*The exercise*.
Find all lines in the listing that include the word "weaker", then copy them.

--*--

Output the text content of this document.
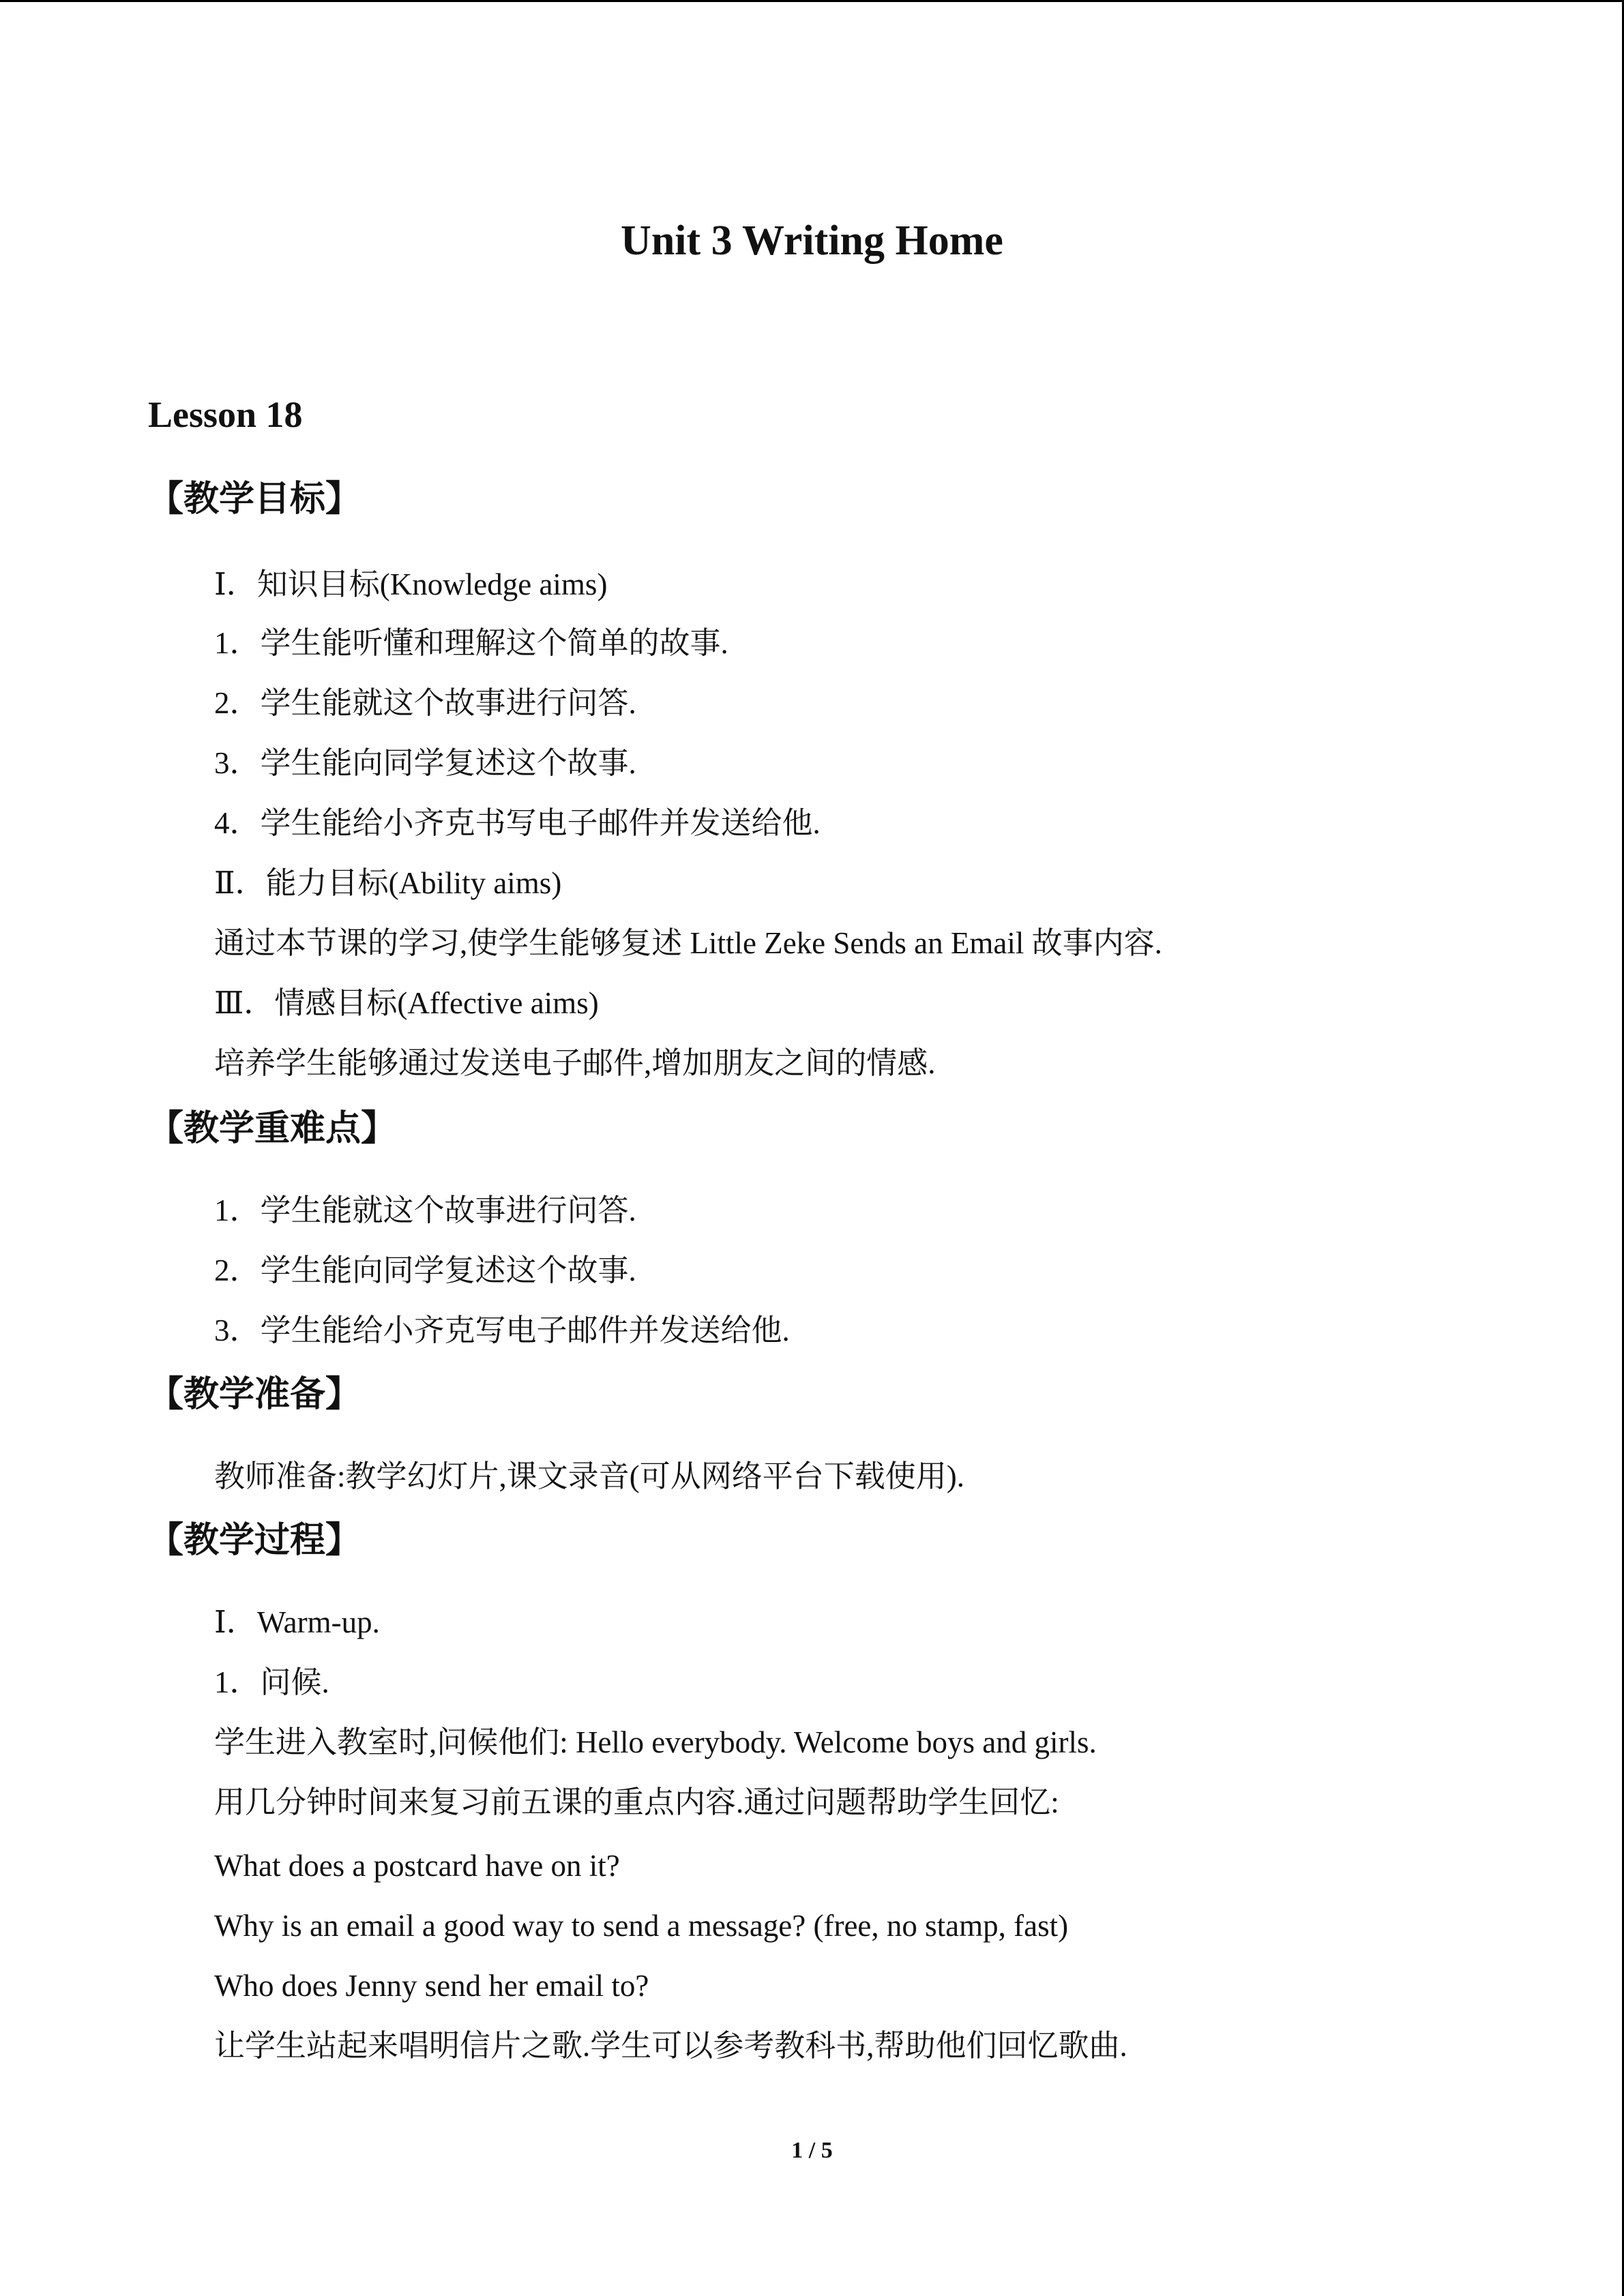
Unit 3 Writing Home
Lesson 18
【教学目标】
Ⅰ．知识目标(Knowledge aims)
1．学生能听懂和理解这个简单的故事.
2．学生能就这个故事进行问答.
3．学生能向同学复述这个故事.
4．学生能给小齐克书写电子邮件并发送给他.
Ⅱ．能力目标(Ability aims)
通过本节课的学习,使学生能够复述 Little Zeke Sends an Email 故事内容.
Ⅲ．情感目标(Affective aims)
培养学生能够通过发送电子邮件,增加朋友之间的情感.
【教学重难点】
1．学生能就这个故事进行问答.
2．学生能向同学复述这个故事.
3．学生能给小齐克写电子邮件并发送给他.
【教学准备】
教师准备:教学幻灯片,课文录音(可从网络平台下载使用).
【教学过程】
Ⅰ．Warm-up.
1．问候.
学生进入教室时,问候他们: Hello everybody. Welcome boys and girls.
用几分钟时间来复习前五课的重点内容.通过问题帮助学生回忆:
What does a postcard have on it?
Why is an email a good way to send a message? (free, no stamp, fast)
Who does Jenny send her email to?
让学生站起来唱明信片之歌.学生可以参考教科书,帮助他们回忆歌曲.
1 / 5
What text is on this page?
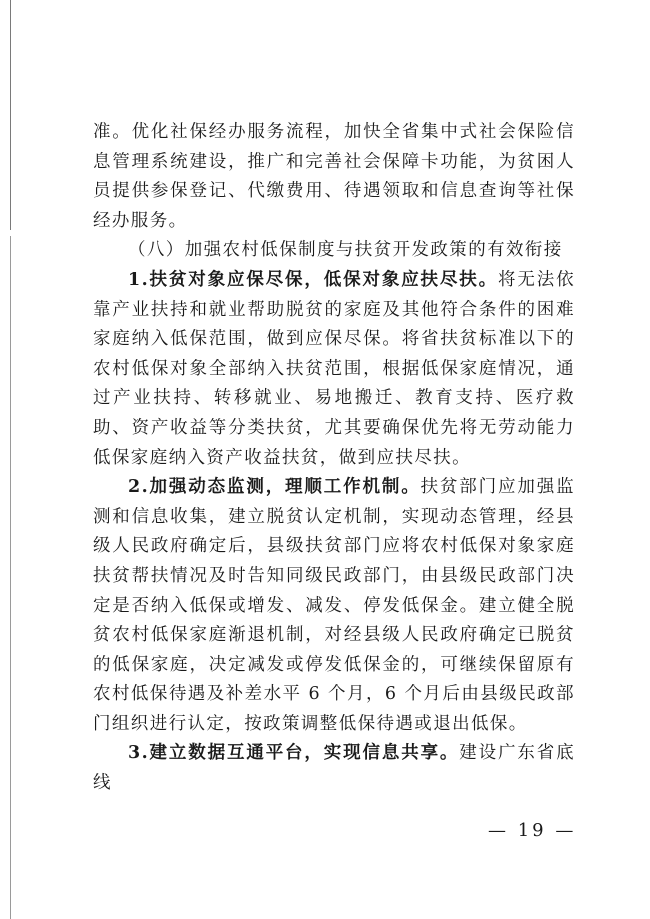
准。优化社保经办服务流程，加快全省集中式社会保险信息管理系统建设，推广和完善社会保障卡功能，为贫困人员提供参保登记、代缴费用、待遇领取和信息查询等社保经办服务。

（八）加强农村低保制度与扶贫开发政策的有效衔接

1.扶贫对象应保尽保，低保对象应扶尽扶。将无法依靠产业扶持和就业帮助脱贫的家庭及其他符合条件的困难家庭纳入低保范围，做到应保尽保。将省扶贫标准以下的农村低保对象全部纳入扶贫范围，根据低保家庭情况，通过产业扶持、转移就业、易地搬迁、教育支持、医疗救助、资产收益等分类扶贫，尤其要确保优先将无劳动能力低保家庭纳入资产收益扶贫，做到应扶尽扶。

2.加强动态监测，理顺工作机制。扶贫部门应加强监测和信息收集，建立脱贫认定机制，实现动态管理，经县级人民政府确定后，县级扶贫部门应将农村低保对象家庭扶贫帮扶情况及时告知同级民政部门，由县级民政部门决定是否纳入低保或增发、减发、停发低保金。建立健全脱贫农村低保家庭渐退机制，对经县级人民政府确定已脱贫的低保家庭，决定减发或停发低保金的，可继续保留原有农村低保待遇及补差水平 6 个月，6 个月后由县级民政部门组织进行认定，按政策调整低保待遇或退出低保。

3.建立数据互通平台，实现信息共享。建设广东省底线

— 19 —
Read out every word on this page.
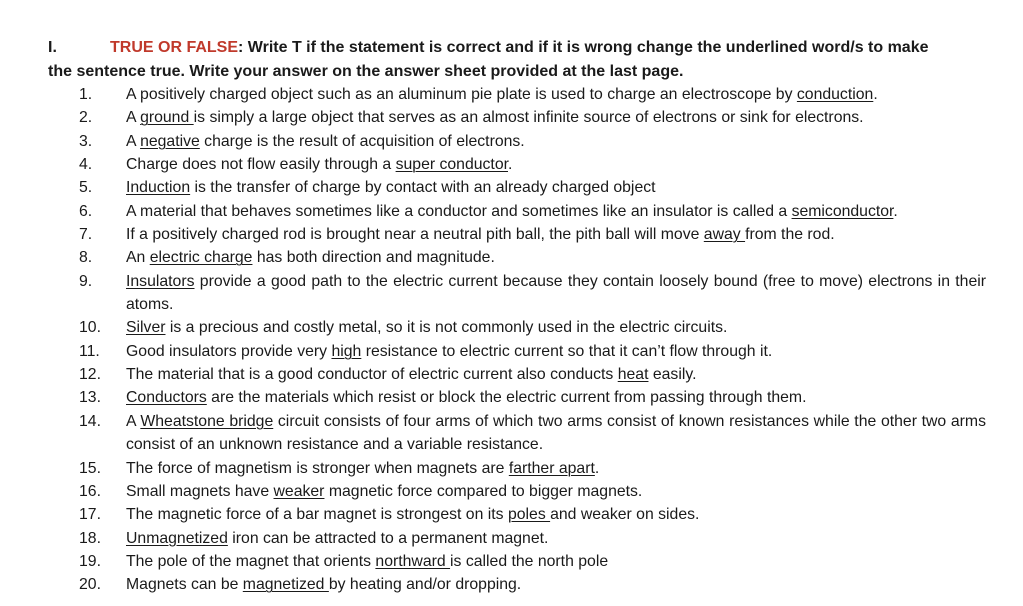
I.	TRUE OR FALSE: Write T if the statement is correct and if it is wrong change the underlined word/s to make
the sentence true. Write your answer on the answer sheet provided at the last page.
1.	A positively charged object such as an aluminum pie plate is used to charge an electroscope by conduction.
2.	A ground is simply a large object that serves as an almost infinite source of electrons or sink for electrons.
3.	A negative charge is the result of acquisition of electrons.
4.	Charge does not flow easily through a super conductor.
5.	Induction is the transfer of charge by contact with an already charged object
6.	A material that behaves sometimes like a conductor and sometimes like an insulator is called a semiconductor.
7.	If a positively charged rod is brought near a neutral pith ball, the pith ball will move away from the rod.
8.	An electric charge has both direction and magnitude.
9.	Insulators provide a good path to the electric current because they contain loosely bound (free to move) electrons in their atoms.
10.	Silver is a precious and costly metal, so it is not commonly used in the electric circuits.
11.	Good insulators provide very high resistance to electric current so that it can’t flow through it.
12.	The material that is a good conductor of electric current also conducts heat easily.
13.	Conductors are the materials which resist or block the electric current from passing through them.
14.	A Wheatstone bridge circuit consists of four arms of which two arms consist of known resistances while the other two arms consist of an unknown resistance and a variable resistance.
15.	The force of magnetism is stronger when magnets are farther apart.
16.	Small magnets have weaker magnetic force compared to bigger magnets.
17.	The magnetic force of a bar magnet is strongest on its poles and weaker on sides.
18.	Unmagnetized iron can be attracted to a permanent magnet.
19.	The pole of the magnet that orients northward is called the north pole
20.	Magnets can be magnetized by heating and/or dropping.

--*--

*Completed task*.
16.	Small magnets have weaker magnetic force compared to bigger magnets.
17.	The magnetic force of a bar magnet is strongest on its poles and weaker on sides.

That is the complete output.